Copy the listing verbatim, starting at its first line and ending at the line containing "Bar [383,151,393,375]", with both of those lines included.

[Layout element annotations]
╭──
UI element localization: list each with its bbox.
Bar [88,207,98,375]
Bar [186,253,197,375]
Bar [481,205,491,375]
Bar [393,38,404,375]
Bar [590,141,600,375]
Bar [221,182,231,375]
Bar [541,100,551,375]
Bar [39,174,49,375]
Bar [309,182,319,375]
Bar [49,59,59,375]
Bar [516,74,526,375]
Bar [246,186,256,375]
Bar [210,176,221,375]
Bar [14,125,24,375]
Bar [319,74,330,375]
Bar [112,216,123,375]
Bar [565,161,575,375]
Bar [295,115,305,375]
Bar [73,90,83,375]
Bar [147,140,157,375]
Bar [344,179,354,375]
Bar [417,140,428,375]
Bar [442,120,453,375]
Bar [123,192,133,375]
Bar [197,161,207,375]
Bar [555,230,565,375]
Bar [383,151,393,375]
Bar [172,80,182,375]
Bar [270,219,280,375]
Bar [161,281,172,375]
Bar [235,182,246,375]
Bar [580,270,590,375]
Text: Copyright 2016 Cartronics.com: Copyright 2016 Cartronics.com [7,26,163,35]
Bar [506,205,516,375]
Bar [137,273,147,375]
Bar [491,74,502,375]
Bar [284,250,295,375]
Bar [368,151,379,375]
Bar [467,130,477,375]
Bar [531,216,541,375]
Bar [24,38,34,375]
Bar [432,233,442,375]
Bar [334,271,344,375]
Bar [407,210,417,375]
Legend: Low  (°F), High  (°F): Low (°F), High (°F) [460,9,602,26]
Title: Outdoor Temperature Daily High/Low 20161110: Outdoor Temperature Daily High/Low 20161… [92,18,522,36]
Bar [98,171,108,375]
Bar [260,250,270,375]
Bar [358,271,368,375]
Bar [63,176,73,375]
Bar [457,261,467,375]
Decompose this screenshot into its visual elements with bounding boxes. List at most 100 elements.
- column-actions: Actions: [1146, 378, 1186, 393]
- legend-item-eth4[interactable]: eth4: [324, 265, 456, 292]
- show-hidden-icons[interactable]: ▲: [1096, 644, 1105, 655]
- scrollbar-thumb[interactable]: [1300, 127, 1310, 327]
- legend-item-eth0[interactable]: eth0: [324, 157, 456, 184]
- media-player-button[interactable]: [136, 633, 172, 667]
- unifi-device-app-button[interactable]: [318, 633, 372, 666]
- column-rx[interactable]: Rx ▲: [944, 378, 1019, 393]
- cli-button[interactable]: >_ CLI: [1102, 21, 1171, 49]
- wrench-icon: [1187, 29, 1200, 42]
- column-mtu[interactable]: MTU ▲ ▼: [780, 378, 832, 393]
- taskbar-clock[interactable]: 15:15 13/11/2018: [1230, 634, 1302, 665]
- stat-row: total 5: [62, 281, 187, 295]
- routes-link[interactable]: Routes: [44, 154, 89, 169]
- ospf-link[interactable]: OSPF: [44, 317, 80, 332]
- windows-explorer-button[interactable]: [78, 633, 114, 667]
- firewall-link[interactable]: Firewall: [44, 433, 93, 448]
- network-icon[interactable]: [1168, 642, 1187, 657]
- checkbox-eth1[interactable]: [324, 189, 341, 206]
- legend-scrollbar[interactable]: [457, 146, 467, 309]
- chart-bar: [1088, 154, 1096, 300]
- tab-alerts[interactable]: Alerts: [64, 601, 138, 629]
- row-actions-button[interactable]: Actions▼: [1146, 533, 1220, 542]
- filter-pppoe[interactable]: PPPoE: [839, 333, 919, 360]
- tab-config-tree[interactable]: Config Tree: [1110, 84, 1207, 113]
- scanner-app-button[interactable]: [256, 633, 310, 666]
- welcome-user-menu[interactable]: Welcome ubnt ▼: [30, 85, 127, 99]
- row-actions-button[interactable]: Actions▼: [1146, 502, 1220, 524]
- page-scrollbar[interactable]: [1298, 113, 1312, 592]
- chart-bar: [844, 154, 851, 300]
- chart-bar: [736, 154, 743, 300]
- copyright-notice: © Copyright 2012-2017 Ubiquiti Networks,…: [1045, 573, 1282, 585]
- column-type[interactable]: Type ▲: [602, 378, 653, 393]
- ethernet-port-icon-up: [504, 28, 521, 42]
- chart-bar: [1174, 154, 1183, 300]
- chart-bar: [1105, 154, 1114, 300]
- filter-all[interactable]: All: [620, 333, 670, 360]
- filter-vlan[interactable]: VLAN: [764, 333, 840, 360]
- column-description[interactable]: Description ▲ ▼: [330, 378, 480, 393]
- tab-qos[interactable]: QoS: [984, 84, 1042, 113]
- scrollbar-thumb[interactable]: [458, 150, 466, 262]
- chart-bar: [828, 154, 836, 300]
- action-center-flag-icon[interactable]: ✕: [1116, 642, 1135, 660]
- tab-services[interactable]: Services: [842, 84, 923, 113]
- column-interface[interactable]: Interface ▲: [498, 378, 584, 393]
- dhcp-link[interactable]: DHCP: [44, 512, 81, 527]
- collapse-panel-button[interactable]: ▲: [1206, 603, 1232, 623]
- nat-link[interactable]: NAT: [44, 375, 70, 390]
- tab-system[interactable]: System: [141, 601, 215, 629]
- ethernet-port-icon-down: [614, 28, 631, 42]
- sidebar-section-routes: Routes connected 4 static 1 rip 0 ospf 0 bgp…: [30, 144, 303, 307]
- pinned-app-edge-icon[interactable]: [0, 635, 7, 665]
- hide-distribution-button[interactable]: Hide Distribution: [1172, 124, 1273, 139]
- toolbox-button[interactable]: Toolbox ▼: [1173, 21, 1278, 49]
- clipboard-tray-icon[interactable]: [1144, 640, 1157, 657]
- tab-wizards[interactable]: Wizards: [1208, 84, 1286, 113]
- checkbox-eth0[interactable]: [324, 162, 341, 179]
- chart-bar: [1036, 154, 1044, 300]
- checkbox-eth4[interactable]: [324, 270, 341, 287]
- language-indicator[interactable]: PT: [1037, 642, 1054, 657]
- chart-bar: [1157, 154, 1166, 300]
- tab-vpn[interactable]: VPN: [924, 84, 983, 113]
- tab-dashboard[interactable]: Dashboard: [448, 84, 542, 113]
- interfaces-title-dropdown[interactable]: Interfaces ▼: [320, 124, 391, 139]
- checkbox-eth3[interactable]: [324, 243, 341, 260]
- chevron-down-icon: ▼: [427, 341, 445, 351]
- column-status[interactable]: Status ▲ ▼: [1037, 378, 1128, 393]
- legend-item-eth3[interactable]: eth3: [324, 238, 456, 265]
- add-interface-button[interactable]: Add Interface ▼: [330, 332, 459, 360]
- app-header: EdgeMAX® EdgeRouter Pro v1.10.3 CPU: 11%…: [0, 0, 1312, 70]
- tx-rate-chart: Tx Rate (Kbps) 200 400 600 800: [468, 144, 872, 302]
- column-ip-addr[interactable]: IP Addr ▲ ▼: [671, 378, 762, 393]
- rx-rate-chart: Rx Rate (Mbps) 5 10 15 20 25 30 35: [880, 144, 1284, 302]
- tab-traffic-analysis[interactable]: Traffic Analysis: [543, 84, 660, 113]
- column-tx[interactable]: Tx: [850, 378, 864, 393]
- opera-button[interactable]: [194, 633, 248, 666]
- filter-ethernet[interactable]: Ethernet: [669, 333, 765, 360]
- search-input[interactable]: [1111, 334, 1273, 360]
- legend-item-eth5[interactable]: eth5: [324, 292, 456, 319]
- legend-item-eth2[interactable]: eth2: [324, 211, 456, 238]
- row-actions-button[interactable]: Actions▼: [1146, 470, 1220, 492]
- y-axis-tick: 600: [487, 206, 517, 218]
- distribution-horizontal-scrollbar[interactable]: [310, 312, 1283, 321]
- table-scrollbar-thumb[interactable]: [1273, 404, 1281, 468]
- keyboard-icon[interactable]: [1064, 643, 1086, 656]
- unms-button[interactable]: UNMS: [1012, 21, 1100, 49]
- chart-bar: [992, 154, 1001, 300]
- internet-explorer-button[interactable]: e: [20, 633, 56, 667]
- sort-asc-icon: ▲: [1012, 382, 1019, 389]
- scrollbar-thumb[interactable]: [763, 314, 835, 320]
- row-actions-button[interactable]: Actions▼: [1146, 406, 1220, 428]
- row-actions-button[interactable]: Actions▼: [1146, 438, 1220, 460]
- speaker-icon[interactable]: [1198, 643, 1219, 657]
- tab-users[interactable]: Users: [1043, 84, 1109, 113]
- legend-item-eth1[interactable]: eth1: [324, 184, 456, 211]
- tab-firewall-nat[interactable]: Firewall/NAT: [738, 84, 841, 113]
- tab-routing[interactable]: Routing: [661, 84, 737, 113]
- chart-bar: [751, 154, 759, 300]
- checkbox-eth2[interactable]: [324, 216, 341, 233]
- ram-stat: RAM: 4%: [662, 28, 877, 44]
╰──
- Solution to the exercise:
UI element localization: list each with its bbox.
Bar [88,207,98,375]
Bar [186,253,197,375]
Bar [481,205,491,375]
Bar [393,38,404,375]
Bar [590,141,600,375]
Bar [221,182,231,375]
Bar [541,100,551,375]
Bar [39,174,49,375]
Bar [309,182,319,375]
Bar [49,59,59,375]
Bar [516,74,526,375]
Bar [246,186,256,375]
Bar [210,176,221,375]
Bar [14,125,24,375]
Bar [319,74,330,375]
Bar [112,216,123,375]
Bar [565,161,575,375]
Bar [295,115,305,375]
Bar [73,90,83,375]
Bar [147,140,157,375]
Bar [344,179,354,375]
Bar [417,140,428,375]
Bar [442,120,453,375]
Bar [123,192,133,375]
Bar [197,161,207,375]
Bar [555,230,565,375]
Bar [383,151,393,375]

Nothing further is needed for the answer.